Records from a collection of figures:
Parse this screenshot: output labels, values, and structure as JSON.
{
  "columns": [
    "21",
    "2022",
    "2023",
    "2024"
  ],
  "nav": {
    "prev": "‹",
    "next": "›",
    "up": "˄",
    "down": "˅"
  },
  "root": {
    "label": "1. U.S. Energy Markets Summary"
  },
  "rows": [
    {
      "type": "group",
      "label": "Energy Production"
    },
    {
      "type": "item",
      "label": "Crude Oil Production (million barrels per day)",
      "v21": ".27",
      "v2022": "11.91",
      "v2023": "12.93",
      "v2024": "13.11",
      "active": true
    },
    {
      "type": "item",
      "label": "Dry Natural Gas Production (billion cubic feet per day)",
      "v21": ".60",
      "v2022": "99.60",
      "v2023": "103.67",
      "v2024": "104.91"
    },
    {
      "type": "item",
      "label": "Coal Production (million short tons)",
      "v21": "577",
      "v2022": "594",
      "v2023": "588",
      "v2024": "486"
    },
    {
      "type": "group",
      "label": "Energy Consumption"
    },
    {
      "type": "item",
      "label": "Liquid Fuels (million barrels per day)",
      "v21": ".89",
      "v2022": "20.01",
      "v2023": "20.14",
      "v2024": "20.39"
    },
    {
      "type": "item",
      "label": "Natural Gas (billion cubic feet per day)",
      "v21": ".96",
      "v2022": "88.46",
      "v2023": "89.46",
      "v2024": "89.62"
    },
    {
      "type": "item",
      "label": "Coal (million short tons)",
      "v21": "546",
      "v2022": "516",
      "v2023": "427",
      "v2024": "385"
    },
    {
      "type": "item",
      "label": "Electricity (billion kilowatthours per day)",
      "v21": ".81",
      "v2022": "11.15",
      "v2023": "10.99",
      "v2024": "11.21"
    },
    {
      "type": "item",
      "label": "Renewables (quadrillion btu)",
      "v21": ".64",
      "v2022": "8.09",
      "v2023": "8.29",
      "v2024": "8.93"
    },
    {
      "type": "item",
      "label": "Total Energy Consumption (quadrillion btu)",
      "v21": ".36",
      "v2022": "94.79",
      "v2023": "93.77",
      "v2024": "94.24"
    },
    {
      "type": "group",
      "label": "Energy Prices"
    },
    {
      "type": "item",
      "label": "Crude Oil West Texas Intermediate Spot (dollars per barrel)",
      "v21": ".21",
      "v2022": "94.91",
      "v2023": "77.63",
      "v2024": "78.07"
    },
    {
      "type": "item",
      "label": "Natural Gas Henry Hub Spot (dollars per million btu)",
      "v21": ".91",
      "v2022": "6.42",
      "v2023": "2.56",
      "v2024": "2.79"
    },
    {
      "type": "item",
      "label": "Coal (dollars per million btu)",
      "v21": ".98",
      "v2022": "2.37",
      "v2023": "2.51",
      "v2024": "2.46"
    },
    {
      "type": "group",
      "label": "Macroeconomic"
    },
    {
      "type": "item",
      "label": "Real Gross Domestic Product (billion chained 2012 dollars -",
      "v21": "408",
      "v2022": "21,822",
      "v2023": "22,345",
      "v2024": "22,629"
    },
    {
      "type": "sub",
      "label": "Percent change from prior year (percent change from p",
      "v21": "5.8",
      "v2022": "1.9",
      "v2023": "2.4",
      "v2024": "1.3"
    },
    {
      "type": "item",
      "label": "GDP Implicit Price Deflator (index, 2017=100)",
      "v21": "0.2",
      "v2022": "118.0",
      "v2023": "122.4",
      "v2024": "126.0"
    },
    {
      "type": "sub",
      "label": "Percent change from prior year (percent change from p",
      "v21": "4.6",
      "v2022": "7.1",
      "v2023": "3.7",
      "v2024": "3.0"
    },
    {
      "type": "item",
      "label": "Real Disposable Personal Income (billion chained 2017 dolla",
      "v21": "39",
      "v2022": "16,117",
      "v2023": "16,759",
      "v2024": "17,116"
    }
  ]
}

# [Written exercise]
Scan the listing above for the word "Coal" and copy every line that holds it.

# [Task result]
      "label": "Coal Production (million short tons)",
      "label": "Coal (million short tons)",
      "label": "Coal (dollars per million btu)",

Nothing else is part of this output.